TASK TO CARRY OUT: In the entries that follow, locate the line with "Output a JSON", then restate that line and all later lines exactly as they appear, leaving pictures out.

DATA FOR THE TASK:

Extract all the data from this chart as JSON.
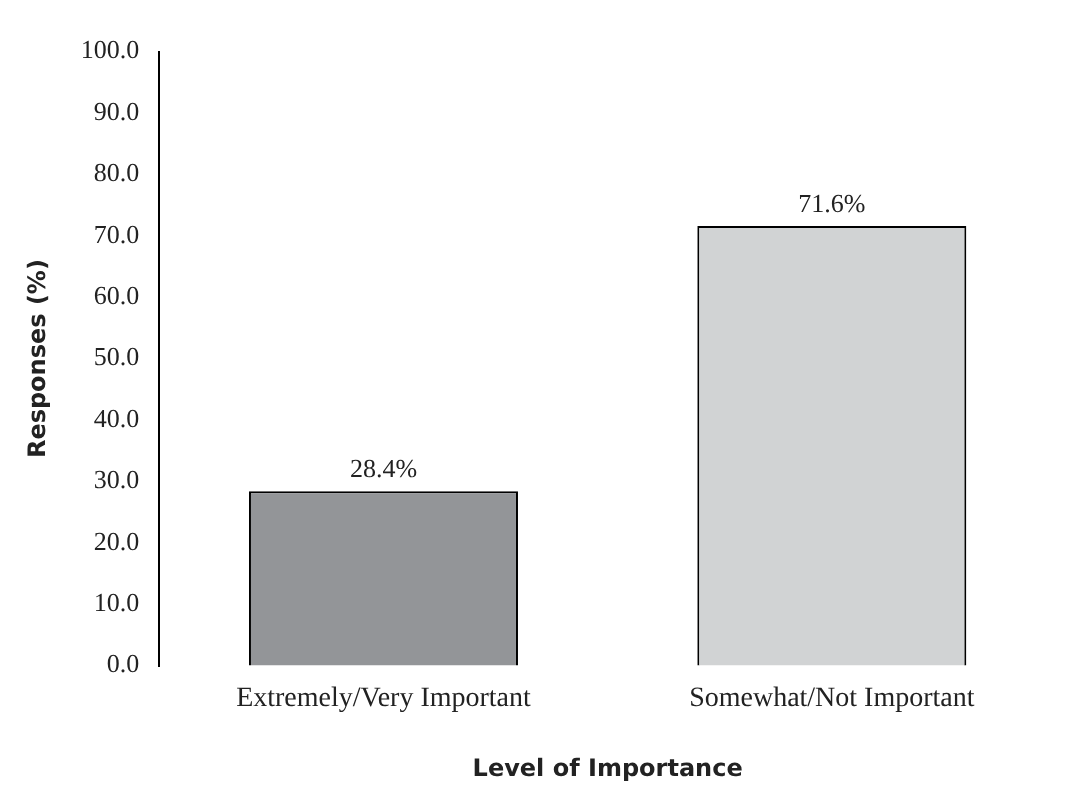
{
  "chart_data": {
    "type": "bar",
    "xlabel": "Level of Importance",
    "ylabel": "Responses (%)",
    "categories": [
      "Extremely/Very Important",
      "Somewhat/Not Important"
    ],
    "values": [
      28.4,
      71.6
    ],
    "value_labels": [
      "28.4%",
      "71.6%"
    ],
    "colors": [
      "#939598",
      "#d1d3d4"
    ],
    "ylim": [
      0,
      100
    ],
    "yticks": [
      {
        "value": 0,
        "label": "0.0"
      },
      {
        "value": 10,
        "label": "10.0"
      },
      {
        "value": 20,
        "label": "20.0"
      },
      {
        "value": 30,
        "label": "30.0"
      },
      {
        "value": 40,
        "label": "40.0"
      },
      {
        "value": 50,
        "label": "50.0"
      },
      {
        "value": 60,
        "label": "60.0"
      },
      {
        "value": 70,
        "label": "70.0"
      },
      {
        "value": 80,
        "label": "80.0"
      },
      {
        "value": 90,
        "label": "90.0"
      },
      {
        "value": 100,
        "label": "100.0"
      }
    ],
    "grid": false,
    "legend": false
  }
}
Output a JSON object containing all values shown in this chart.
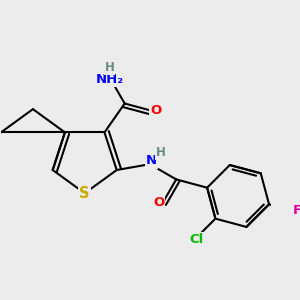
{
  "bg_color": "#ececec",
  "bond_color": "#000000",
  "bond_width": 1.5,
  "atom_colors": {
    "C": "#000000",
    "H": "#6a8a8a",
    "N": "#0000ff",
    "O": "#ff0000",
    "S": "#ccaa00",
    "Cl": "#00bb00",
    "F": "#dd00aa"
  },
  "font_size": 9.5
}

RESPONSE TO THE EXERCISE:
Output a JSON object containing all values shown in this chart.
{
  "bg_color": "#ececec",
  "bond_color": "#000000",
  "bond_width": 1.5,
  "atom_colors": {
    "C": "#000000",
    "H": "#6a8a8a",
    "N": "#0000ff",
    "O": "#ff0000",
    "S": "#ccaa00",
    "Cl": "#00bb00",
    "F": "#dd00aa"
  },
  "font_size": 9.5
}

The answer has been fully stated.